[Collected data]
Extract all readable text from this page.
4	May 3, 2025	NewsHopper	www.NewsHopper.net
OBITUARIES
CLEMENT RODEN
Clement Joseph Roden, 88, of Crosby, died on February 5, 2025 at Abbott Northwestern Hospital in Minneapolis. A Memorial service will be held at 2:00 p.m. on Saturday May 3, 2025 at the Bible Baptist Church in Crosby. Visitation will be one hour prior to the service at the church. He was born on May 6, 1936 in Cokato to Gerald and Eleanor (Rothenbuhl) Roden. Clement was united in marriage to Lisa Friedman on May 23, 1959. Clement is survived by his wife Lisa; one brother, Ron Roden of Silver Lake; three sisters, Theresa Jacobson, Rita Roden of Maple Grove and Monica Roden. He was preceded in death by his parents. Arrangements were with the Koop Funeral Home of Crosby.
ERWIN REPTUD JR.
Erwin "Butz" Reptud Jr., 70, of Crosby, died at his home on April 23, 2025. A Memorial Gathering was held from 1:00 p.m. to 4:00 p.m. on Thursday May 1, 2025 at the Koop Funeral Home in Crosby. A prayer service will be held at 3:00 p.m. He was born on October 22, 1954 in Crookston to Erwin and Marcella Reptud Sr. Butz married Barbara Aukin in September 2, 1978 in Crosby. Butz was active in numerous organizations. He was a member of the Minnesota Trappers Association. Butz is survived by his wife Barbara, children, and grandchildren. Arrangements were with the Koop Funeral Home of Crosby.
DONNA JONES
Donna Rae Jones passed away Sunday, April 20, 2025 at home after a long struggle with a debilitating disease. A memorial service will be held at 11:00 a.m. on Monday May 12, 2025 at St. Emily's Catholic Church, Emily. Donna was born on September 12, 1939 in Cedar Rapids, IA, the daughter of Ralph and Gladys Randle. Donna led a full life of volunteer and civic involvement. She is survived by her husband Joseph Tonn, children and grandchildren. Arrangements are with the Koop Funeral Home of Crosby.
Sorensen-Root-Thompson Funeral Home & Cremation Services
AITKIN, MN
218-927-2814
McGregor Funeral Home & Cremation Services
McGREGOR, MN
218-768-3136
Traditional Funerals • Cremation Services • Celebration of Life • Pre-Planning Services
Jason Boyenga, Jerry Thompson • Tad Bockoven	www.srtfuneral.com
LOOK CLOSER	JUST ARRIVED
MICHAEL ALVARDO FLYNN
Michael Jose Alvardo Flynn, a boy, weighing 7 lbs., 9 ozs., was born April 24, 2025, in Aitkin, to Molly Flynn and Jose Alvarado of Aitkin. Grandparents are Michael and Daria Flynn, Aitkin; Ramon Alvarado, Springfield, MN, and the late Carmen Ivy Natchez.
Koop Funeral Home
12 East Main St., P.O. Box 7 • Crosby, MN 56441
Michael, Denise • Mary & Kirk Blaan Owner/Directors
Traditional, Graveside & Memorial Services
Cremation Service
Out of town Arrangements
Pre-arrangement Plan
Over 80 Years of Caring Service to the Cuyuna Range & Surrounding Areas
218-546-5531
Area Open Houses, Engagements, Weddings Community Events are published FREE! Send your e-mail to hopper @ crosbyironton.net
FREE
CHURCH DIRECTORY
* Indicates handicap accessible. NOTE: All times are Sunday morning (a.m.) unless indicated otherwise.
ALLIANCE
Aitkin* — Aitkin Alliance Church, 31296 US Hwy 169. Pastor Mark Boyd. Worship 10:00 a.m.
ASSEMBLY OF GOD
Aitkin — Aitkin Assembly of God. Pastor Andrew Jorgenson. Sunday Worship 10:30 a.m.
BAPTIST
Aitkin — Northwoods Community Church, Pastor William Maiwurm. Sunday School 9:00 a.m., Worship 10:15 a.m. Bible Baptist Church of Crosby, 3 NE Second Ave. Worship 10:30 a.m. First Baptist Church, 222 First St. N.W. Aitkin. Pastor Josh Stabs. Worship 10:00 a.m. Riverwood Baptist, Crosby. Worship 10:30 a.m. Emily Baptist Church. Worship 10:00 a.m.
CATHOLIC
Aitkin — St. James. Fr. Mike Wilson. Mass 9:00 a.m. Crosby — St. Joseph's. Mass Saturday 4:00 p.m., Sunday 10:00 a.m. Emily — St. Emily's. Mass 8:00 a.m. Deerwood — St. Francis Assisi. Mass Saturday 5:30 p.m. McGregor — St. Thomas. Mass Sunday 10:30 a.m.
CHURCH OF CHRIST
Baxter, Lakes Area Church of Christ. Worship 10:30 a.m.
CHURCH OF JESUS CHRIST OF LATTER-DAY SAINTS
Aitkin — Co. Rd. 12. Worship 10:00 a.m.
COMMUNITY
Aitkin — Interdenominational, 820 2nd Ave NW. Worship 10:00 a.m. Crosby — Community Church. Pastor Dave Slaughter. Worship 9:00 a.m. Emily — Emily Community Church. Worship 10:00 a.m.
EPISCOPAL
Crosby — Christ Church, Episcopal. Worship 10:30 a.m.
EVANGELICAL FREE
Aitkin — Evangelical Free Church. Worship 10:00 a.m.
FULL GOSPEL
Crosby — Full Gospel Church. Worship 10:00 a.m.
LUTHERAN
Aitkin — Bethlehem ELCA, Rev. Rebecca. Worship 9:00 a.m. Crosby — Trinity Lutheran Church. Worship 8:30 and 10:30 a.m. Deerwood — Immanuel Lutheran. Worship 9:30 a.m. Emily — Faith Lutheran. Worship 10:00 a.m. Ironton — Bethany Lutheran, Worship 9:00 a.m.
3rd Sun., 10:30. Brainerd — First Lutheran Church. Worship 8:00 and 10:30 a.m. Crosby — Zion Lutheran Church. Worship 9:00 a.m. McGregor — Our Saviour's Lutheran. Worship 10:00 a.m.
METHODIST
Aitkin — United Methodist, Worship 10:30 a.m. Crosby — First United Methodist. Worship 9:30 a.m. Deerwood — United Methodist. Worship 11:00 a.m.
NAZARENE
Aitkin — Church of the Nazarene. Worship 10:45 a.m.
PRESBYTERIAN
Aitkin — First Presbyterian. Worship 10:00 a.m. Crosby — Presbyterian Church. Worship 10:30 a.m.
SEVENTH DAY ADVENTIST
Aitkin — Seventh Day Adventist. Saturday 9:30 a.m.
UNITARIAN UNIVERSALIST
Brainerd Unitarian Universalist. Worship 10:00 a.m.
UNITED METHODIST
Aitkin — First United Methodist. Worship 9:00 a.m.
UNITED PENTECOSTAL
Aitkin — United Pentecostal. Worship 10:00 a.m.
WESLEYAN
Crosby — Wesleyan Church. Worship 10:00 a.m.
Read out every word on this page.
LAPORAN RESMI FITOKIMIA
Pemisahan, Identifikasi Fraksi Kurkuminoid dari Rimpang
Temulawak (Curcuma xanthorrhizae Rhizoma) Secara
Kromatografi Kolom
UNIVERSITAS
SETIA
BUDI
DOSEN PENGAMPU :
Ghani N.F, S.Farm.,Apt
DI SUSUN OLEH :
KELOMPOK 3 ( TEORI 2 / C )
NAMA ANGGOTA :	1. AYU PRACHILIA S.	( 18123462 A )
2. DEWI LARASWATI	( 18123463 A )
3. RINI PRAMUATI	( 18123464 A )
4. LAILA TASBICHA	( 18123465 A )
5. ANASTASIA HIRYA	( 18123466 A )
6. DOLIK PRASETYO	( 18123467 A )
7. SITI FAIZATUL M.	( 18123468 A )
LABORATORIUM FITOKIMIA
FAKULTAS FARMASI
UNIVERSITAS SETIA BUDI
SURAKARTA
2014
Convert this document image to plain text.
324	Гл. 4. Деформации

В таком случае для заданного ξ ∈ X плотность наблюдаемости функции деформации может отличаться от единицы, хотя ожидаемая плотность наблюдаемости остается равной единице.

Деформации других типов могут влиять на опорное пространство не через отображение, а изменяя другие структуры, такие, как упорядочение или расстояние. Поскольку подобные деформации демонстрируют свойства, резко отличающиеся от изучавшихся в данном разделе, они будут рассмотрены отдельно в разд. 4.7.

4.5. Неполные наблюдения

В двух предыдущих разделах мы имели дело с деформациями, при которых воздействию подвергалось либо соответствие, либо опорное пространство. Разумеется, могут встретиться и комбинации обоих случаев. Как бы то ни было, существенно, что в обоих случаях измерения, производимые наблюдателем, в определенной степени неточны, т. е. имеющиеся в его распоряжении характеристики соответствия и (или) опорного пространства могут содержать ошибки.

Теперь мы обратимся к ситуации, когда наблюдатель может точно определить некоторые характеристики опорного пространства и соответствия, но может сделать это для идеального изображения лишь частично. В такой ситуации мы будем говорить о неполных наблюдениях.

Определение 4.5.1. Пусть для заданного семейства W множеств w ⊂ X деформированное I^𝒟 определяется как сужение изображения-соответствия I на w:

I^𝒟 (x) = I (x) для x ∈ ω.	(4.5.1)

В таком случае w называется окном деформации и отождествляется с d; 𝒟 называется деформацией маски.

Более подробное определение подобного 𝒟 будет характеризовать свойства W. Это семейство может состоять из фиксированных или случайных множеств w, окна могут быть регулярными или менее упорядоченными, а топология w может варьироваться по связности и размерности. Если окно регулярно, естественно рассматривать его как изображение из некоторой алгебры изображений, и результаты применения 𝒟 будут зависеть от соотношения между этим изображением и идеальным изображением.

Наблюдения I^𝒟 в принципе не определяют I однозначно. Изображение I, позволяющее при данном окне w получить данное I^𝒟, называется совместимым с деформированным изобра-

Aim —
Isolate each line of the listing above that includes "First". Copy it.

Exercise output —
Aitkin — Northwoods Community Church, Pastor William Maiwurm. Sunday School 9:00 a.m., Worship 10:15 a.m. Bible Baptist Church of Crosby, 3 NE Second Ave. Worship 10:30 a.m. First Baptist Church, 222 First St. N.W. Aitkin. Pastor Josh Stabs. Worship 10:00 a.m. Riverwood Baptist, Crosby. Worship 10:30 a.m. Emily Baptist Church. Worship 10:00 a.m.
3rd Sun., 10:30. Brainerd — First Lutheran Church. Worship 8:00 and 10:30 a.m. Crosby — Zion Lutheran Church. Worship 9:00 a.m. McGregor — Our Saviour's Lutheran. Worship 10:00 a.m.
Aitkin — United Methodist, Worship 10:30 a.m. Crosby — First United Methodist. Worship 9:30 a.m. Deerwood — United Methodist. Worship 11:00 a.m.
Aitkin — First Presbyterian. Worship 10:00 a.m. Crosby — Presbyterian Church. Worship 10:30 a.m.
Aitkin — First United Methodist. Worship 9:00 a.m.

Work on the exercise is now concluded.